To be done: Every line from the one with "Give me the JSON representation" through the end of the entries below should be written out exactly; the pictures should not.
#### Records provided
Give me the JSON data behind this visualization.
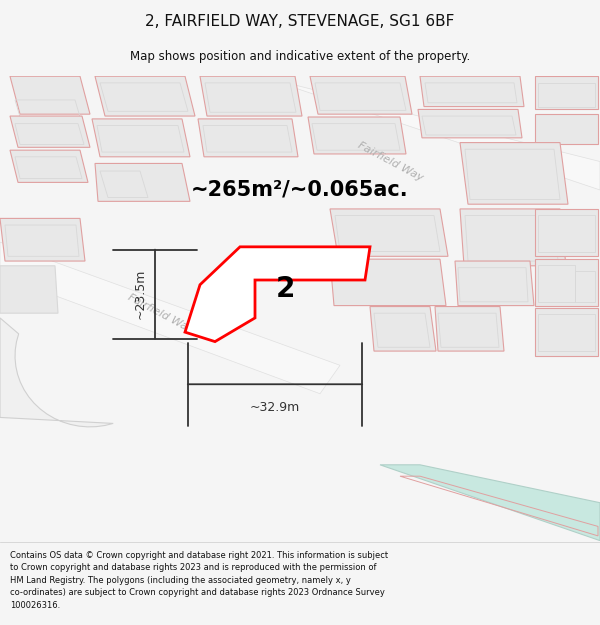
{
  "title": "2, FAIRFIELD WAY, STEVENAGE, SG1 6BF",
  "subtitle": "Map shows position and indicative extent of the property.",
  "area_text": "~265m²/~0.065ac.",
  "width_label": "~32.9m",
  "height_label": "~23.5m",
  "property_label": "2",
  "footer_text": "Contains OS data © Crown copyright and database right 2021. This information is subject to Crown copyright and database rights 2023 and is reproduced with the permission of HM Land Registry. The polygons (including the associated geometry, namely x, y co-ordinates) are subject to Crown copyright and database rights 2023 Ordnance Survey 100026316.",
  "bg_color": "#f5f5f5",
  "map_bg": "#ffffff",
  "property_color": "#ff0000",
  "dim_color": "#333333",
  "building_fill": "#e8e8e8",
  "building_edge": "#e0a0a0",
  "building_inner_edge": "#d8d8d8",
  "road_label_color": "#b0b0b0",
  "road_label_1": "Fairfield Way",
  "road_label_2": "Fairfield Way",
  "water_fill": "#c8e8e0",
  "water_edge": "#b0d0c8"
}
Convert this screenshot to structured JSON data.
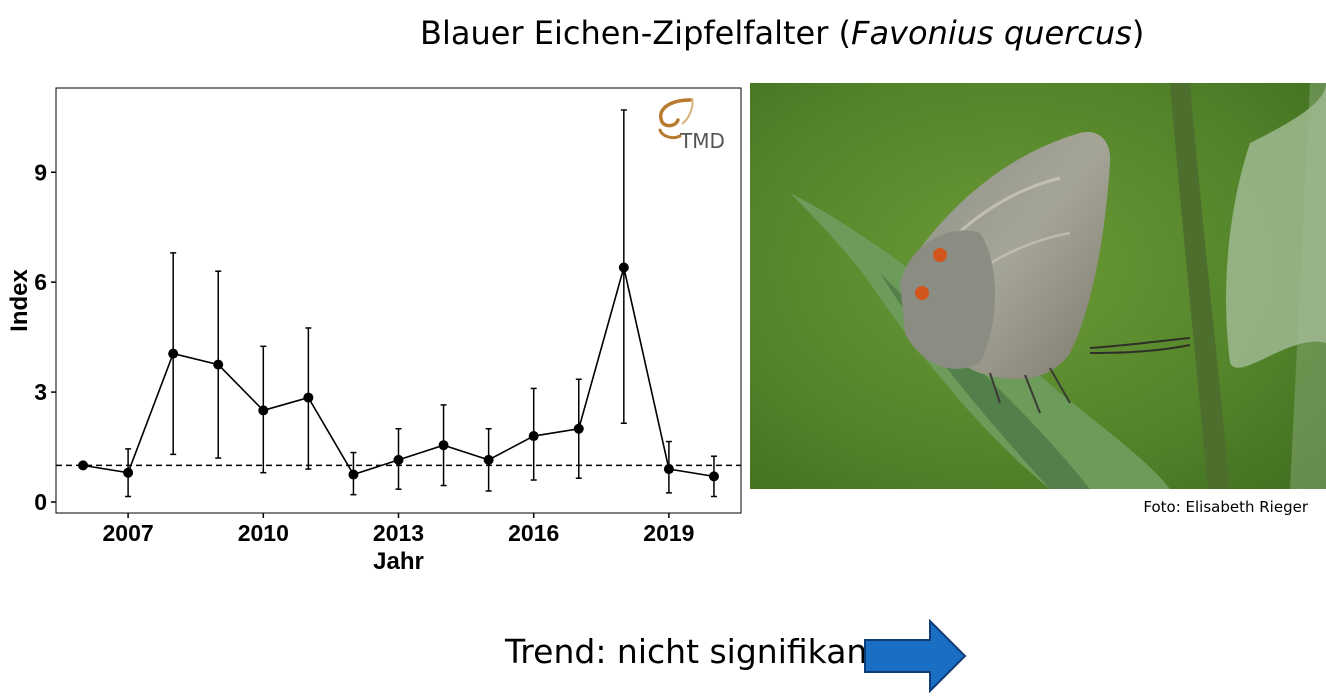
{
  "title_main": "Blauer Eichen-Zipfelfalter (",
  "title_latin": "Favonius quercus",
  "title_close": ")",
  "logo_text": "TMD",
  "photo_credit": "Foto: Elisabeth Rieger",
  "trend_label": "Trend: nicht signifikant",
  "colors": {
    "arrow": "#1a6fc4",
    "photo_bg": "#5a8a2e",
    "logo": "#b77a2f"
  },
  "chart_data": {
    "type": "line",
    "xlabel": "Jahr",
    "ylabel": "Index",
    "xlim": [
      2005.4,
      2020.6
    ],
    "ylim": [
      -0.3,
      11.3
    ],
    "xticks": [
      2007,
      2010,
      2013,
      2016,
      2019
    ],
    "yticks": [
      0,
      3,
      6,
      9
    ],
    "reference_line": 1,
    "series": [
      {
        "x": [
          2006,
          2007,
          2008,
          2009,
          2010,
          2011,
          2012,
          2013,
          2014,
          2015,
          2016,
          2017,
          2018,
          2019,
          2020
        ],
        "values": [
          1.0,
          0.8,
          4.05,
          3.75,
          2.5,
          2.85,
          0.75,
          1.15,
          1.55,
          1.15,
          1.8,
          2.0,
          6.4,
          0.9,
          0.7
        ],
        "lower": [
          1.0,
          0.15,
          1.3,
          1.2,
          0.8,
          0.9,
          0.2,
          0.35,
          0.45,
          0.3,
          0.6,
          0.65,
          2.15,
          0.25,
          0.15
        ],
        "upper": [
          1.0,
          1.45,
          6.8,
          6.3,
          4.25,
          4.75,
          1.35,
          2.0,
          2.65,
          2.0,
          3.1,
          3.35,
          10.7,
          1.65,
          1.25
        ]
      }
    ]
  }
}
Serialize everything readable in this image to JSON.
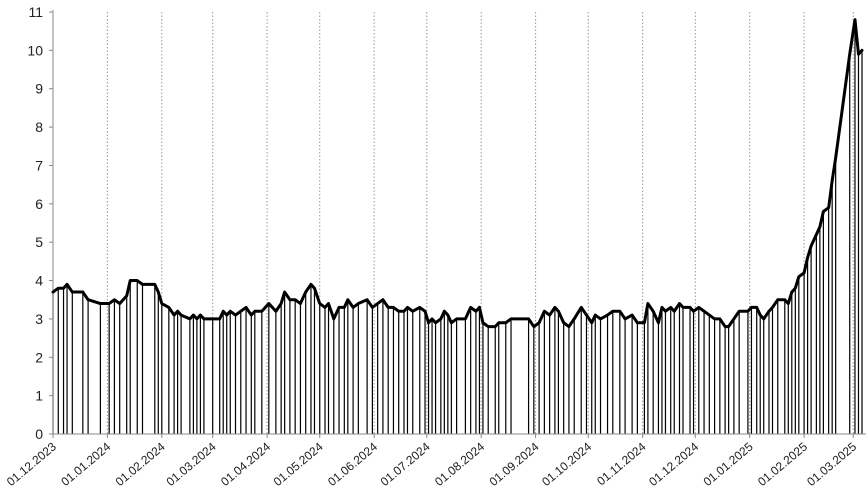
{
  "chart_data": {
    "type": "area",
    "title": "",
    "xlabel": "",
    "ylabel": "",
    "ylim": [
      0,
      11
    ],
    "yticks": [
      "0",
      "1",
      "2",
      "3",
      "4",
      "5",
      "6",
      "7",
      "8",
      "9",
      "10",
      "11"
    ],
    "xlim": [
      "2023-12-01",
      "2025-03-06"
    ],
    "xtick_labels": [
      "01.12.2023",
      "01.01.2024",
      "01.02.2024",
      "01.03.2024",
      "01.04.2024",
      "01.05.2024",
      "01.06.2024",
      "01.07.2024",
      "01.08.2024",
      "01.09.2024",
      "01.10.2024",
      "01.11.2024",
      "01.12.2024",
      "01.01.2025",
      "01.02.2025",
      "01.03.2025"
    ],
    "vertical_gridlines": "dotted at month starts",
    "colors": {
      "line": "#000000",
      "grid": "#999999",
      "axis": "#888888"
    },
    "series": [
      {
        "points": [
          [
            "2023-12-01",
            3.7
          ],
          [
            "2023-12-04",
            3.8
          ],
          [
            "2023-12-07",
            3.8
          ],
          [
            "2023-12-09",
            3.9
          ],
          [
            "2023-12-12",
            3.7
          ],
          [
            "2023-12-18",
            3.7
          ],
          [
            "2023-12-21",
            3.5
          ],
          [
            "2023-12-28",
            3.4
          ],
          [
            "2024-01-02",
            3.4
          ],
          [
            "2024-01-05",
            3.5
          ],
          [
            "2024-01-08",
            3.4
          ],
          [
            "2024-01-12",
            3.6
          ],
          [
            "2024-01-14",
            4.0
          ],
          [
            "2024-01-18",
            4.0
          ],
          [
            "2024-01-21",
            3.9
          ],
          [
            "2024-01-28",
            3.9
          ],
          [
            "2024-01-30",
            3.7
          ],
          [
            "2024-02-01",
            3.4
          ],
          [
            "2024-02-05",
            3.3
          ],
          [
            "2024-02-08",
            3.1
          ],
          [
            "2024-02-10",
            3.2
          ],
          [
            "2024-02-12",
            3.1
          ],
          [
            "2024-02-17",
            3.0
          ],
          [
            "2024-02-19",
            3.1
          ],
          [
            "2024-02-21",
            3.0
          ],
          [
            "2024-02-23",
            3.1
          ],
          [
            "2024-02-25",
            3.0
          ],
          [
            "2024-03-01",
            3.0
          ],
          [
            "2024-03-05",
            3.0
          ],
          [
            "2024-03-07",
            3.2
          ],
          [
            "2024-03-09",
            3.1
          ],
          [
            "2024-03-11",
            3.2
          ],
          [
            "2024-03-14",
            3.1
          ],
          [
            "2024-03-17",
            3.2
          ],
          [
            "2024-03-20",
            3.3
          ],
          [
            "2024-03-23",
            3.1
          ],
          [
            "2024-03-25",
            3.2
          ],
          [
            "2024-03-29",
            3.2
          ],
          [
            "2024-04-02",
            3.4
          ],
          [
            "2024-04-06",
            3.2
          ],
          [
            "2024-04-09",
            3.4
          ],
          [
            "2024-04-11",
            3.7
          ],
          [
            "2024-04-14",
            3.5
          ],
          [
            "2024-04-17",
            3.5
          ],
          [
            "2024-04-20",
            3.4
          ],
          [
            "2024-04-23",
            3.7
          ],
          [
            "2024-04-26",
            3.9
          ],
          [
            "2024-04-28",
            3.8
          ],
          [
            "2024-05-01",
            3.4
          ],
          [
            "2024-05-04",
            3.3
          ],
          [
            "2024-05-06",
            3.4
          ],
          [
            "2024-05-09",
            3.0
          ],
          [
            "2024-05-12",
            3.3
          ],
          [
            "2024-05-15",
            3.3
          ],
          [
            "2024-05-17",
            3.5
          ],
          [
            "2024-05-20",
            3.3
          ],
          [
            "2024-05-23",
            3.4
          ],
          [
            "2024-05-28",
            3.5
          ],
          [
            "2024-05-31",
            3.3
          ],
          [
            "2024-06-03",
            3.4
          ],
          [
            "2024-06-06",
            3.5
          ],
          [
            "2024-06-09",
            3.3
          ],
          [
            "2024-06-12",
            3.3
          ],
          [
            "2024-06-15",
            3.2
          ],
          [
            "2024-06-18",
            3.2
          ],
          [
            "2024-06-20",
            3.3
          ],
          [
            "2024-06-23",
            3.2
          ],
          [
            "2024-06-27",
            3.3
          ],
          [
            "2024-06-30",
            3.2
          ],
          [
            "2024-07-02",
            2.9
          ],
          [
            "2024-07-04",
            3.0
          ],
          [
            "2024-07-06",
            2.9
          ],
          [
            "2024-07-09",
            3.0
          ],
          [
            "2024-07-11",
            3.2
          ],
          [
            "2024-07-13",
            3.1
          ],
          [
            "2024-07-15",
            2.9
          ],
          [
            "2024-07-18",
            3.0
          ],
          [
            "2024-07-23",
            3.0
          ],
          [
            "2024-07-26",
            3.3
          ],
          [
            "2024-07-29",
            3.2
          ],
          [
            "2024-07-31",
            3.3
          ],
          [
            "2024-08-02",
            2.9
          ],
          [
            "2024-08-05",
            2.8
          ],
          [
            "2024-08-09",
            2.8
          ],
          [
            "2024-08-11",
            2.9
          ],
          [
            "2024-08-15",
            2.9
          ],
          [
            "2024-08-18",
            3.0
          ],
          [
            "2024-08-28",
            3.0
          ],
          [
            "2024-08-31",
            2.8
          ],
          [
            "2024-09-03",
            2.9
          ],
          [
            "2024-09-06",
            3.2
          ],
          [
            "2024-09-09",
            3.1
          ],
          [
            "2024-09-12",
            3.3
          ],
          [
            "2024-09-14",
            3.2
          ],
          [
            "2024-09-17",
            2.9
          ],
          [
            "2024-09-20",
            2.8
          ],
          [
            "2024-09-23",
            3.0
          ],
          [
            "2024-09-27",
            3.3
          ],
          [
            "2024-09-30",
            3.1
          ],
          [
            "2024-10-03",
            2.9
          ],
          [
            "2024-10-05",
            3.1
          ],
          [
            "2024-10-08",
            3.0
          ],
          [
            "2024-10-12",
            3.1
          ],
          [
            "2024-10-15",
            3.2
          ],
          [
            "2024-10-19",
            3.2
          ],
          [
            "2024-10-22",
            3.0
          ],
          [
            "2024-10-26",
            3.1
          ],
          [
            "2024-10-29",
            2.9
          ],
          [
            "2024-11-02",
            2.9
          ],
          [
            "2024-11-04",
            3.4
          ],
          [
            "2024-11-07",
            3.2
          ],
          [
            "2024-11-10",
            2.9
          ],
          [
            "2024-11-12",
            3.3
          ],
          [
            "2024-11-14",
            3.2
          ],
          [
            "2024-11-17",
            3.3
          ],
          [
            "2024-11-19",
            3.2
          ],
          [
            "2024-11-22",
            3.4
          ],
          [
            "2024-11-24",
            3.3
          ],
          [
            "2024-11-28",
            3.3
          ],
          [
            "2024-11-30",
            3.2
          ],
          [
            "2024-12-03",
            3.3
          ],
          [
            "2024-12-06",
            3.2
          ],
          [
            "2024-12-09",
            3.1
          ],
          [
            "2024-12-12",
            3.0
          ],
          [
            "2024-12-15",
            3.0
          ],
          [
            "2024-12-18",
            2.8
          ],
          [
            "2024-12-20",
            2.8
          ],
          [
            "2024-12-23",
            3.0
          ],
          [
            "2024-12-26",
            3.2
          ],
          [
            "2024-12-31",
            3.2
          ],
          [
            "2025-01-02",
            3.3
          ],
          [
            "2025-01-05",
            3.3
          ],
          [
            "2025-01-07",
            3.1
          ],
          [
            "2025-01-09",
            3.0
          ],
          [
            "2025-01-12",
            3.2
          ],
          [
            "2025-01-14",
            3.3
          ],
          [
            "2025-01-17",
            3.5
          ],
          [
            "2025-01-21",
            3.5
          ],
          [
            "2025-01-23",
            3.4
          ],
          [
            "2025-01-25",
            3.7
          ],
          [
            "2025-01-27",
            3.8
          ],
          [
            "2025-01-29",
            4.1
          ],
          [
            "2025-02-01",
            4.2
          ],
          [
            "2025-02-03",
            4.6
          ],
          [
            "2025-02-05",
            4.9
          ],
          [
            "2025-02-08",
            5.2
          ],
          [
            "2025-02-10",
            5.4
          ],
          [
            "2025-02-12",
            5.8
          ],
          [
            "2025-02-15",
            5.9
          ],
          [
            "2025-02-17",
            6.6
          ],
          [
            "2025-02-19",
            7.2
          ],
          [
            "2025-02-27",
            9.9
          ],
          [
            "2025-03-02",
            10.8
          ],
          [
            "2025-03-04",
            9.9
          ],
          [
            "2025-03-06",
            10.0
          ]
        ]
      }
    ]
  }
}
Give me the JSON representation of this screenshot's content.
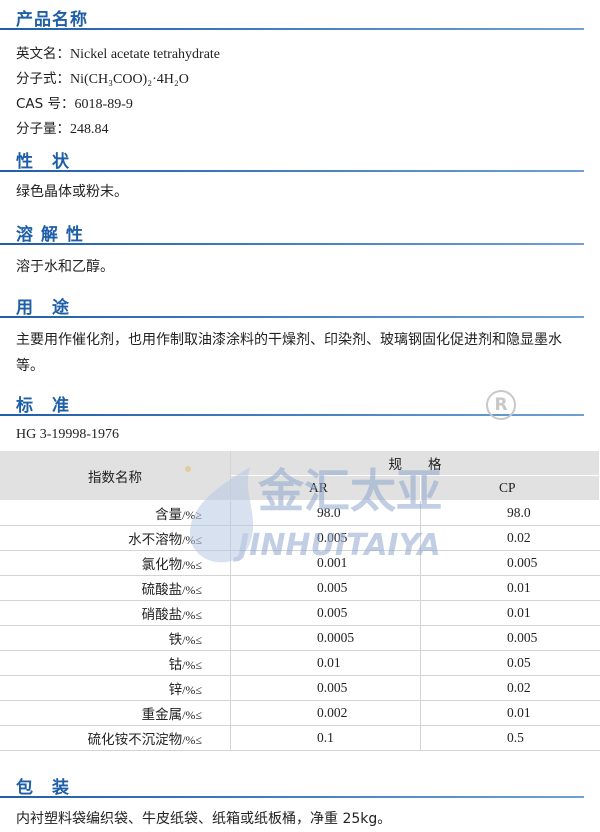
{
  "sections": {
    "name": "产品名称",
    "properties": "性　状",
    "solubility": "溶 解 性",
    "use": "用　途",
    "standard": "标　准",
    "packaging": "包　装"
  },
  "product": {
    "english_label": "英文名：",
    "english_value": "Nickel acetate tetrahydrate",
    "formula_label": "分子式：",
    "formula_value": "Ni(CH₃COO)₂·4H₂O",
    "cas_label": "CAS 号：",
    "cas_value": "6018-89-9",
    "mw_label": "分子量：",
    "mw_value": "248.84"
  },
  "properties_text": "绿色晶体或粉末。",
  "solubility_text": "溶于水和乙醇。",
  "use_text": "主要用作催化剂，也用作制取油漆涂料的干燥剂、印染剂、玻璃钢固化促进剂和隐显墨水等。",
  "standard_code": "HG 3-19998-1976",
  "table": {
    "header_name": "指数名称",
    "header_group": "规格",
    "col_ar": "AR",
    "col_cp": "CP",
    "rows": [
      {
        "name": "含量",
        "unit": "/%≥",
        "ar": "98.0",
        "cp": "98.0"
      },
      {
        "name": "水不溶物",
        "unit": "/%≤",
        "ar": "0.005",
        "cp": "0.02"
      },
      {
        "name": "氯化物",
        "unit": "/%≤",
        "ar": "0.001",
        "cp": "0.005"
      },
      {
        "name": "硫酸盐",
        "unit": "/%≤",
        "ar": "0.005",
        "cp": "0.01"
      },
      {
        "name": "硝酸盐",
        "unit": "/%≤",
        "ar": "0.005",
        "cp": "0.01"
      },
      {
        "name": "铁",
        "unit": "/%≤",
        "ar": "0.0005",
        "cp": "0.005"
      },
      {
        "name": "钴",
        "unit": "/%≤",
        "ar": "0.01",
        "cp": "0.05"
      },
      {
        "name": "锌",
        "unit": "/%≤",
        "ar": "0.005",
        "cp": "0.02"
      },
      {
        "name": "重金属",
        "unit": "/%≤",
        "ar": "0.002",
        "cp": "0.01"
      },
      {
        "name": "硫化铵不沉淀物",
        "unit": "/%≤",
        "ar": "0.1",
        "cp": "0.5"
      }
    ]
  },
  "packaging_text": "内衬塑料袋编织袋、牛皮纸袋、纸箱或纸板桶，净重 25kg。",
  "watermark": {
    "chinese": "金汇太亚",
    "english": "JINHUITAIYA"
  },
  "colors": {
    "heading": "#1f5fa8",
    "table_header": "#e1e1e1",
    "watermark": "#8fa7cf"
  }
}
########
Completed exercise:
Give me the JSON representation of this screenshot's content.
{
  "sections": {
    "name": "产品名称",
    "properties": "性　状",
    "solubility": "溶 解 性",
    "use": "用　途",
    "standard": "标　准",
    "packaging": "包　装"
  },
  "product": {
    "english_label": "英文名：",
    "english_value": "Nickel acetate tetrahydrate",
    "formula_label": "分子式：",
    "formula_value": "Ni(CH₃COO)₂·4H₂O",
    "cas_label": "CAS 号：",
    "cas_value": "6018-89-9",
    "mw_label": "分子量：",
    "mw_value": "248.84"
  },
  "properties_text": "绿色晶体或粉末。",
  "solubility_text": "溶于水和乙醇。",
  "use_text": "主要用作催化剂，也用作制取油漆涂料的干燥剂、印染剂、玻璃钢固化促进剂和隐显墨水等。",
  "standard_code": "HG 3-19998-1976",
  "table": {
    "header_name": "指数名称",
    "header_group": "规格",
    "col_ar": "AR",
    "col_cp": "CP",
    "rows": [
      {
        "name": "含量",
        "unit": "/%≥",
        "ar": "98.0",
        "cp": "98.0"
      },
      {
        "name": "水不溶物",
        "unit": "/%≤",
        "ar": "0.005",
        "cp": "0.02"
      },
      {
        "name": "氯化物",
        "unit": "/%≤",
        "ar": "0.001",
        "cp": "0.005"
      },
      {
        "name": "硫酸盐",
        "unit": "/%≤",
        "ar": "0.005",
        "cp": "0.01"
      },
      {
        "name": "硝酸盐",
        "unit": "/%≤",
        "ar": "0.005",
        "cp": "0.01"
      },
      {
        "name": "铁",
        "unit": "/%≤",
        "ar": "0.0005",
        "cp": "0.005"
      },
      {
        "name": "钴",
        "unit": "/%≤",
        "ar": "0.01",
        "cp": "0.05"
      },
      {
        "name": "锌",
        "unit": "/%≤",
        "ar": "0.005",
        "cp": "0.02"
      },
      {
        "name": "重金属",
        "unit": "/%≤",
        "ar": "0.002",
        "cp": "0.01"
      },
      {
        "name": "硫化铵不沉淀物",
        "unit": "/%≤",
        "ar": "0.1",
        "cp": "0.5"
      }
    ]
  },
  "packaging_text": "内衬塑料袋编织袋、牛皮纸袋、纸箱或纸板桶，净重 25kg。",
  "watermark": {
    "chinese": "金汇太亚",
    "english": "JINHUITAIYA"
  },
  "colors": {
    "heading": "#1f5fa8",
    "table_header": "#e1e1e1",
    "watermark": "#8fa7cf"
  }
}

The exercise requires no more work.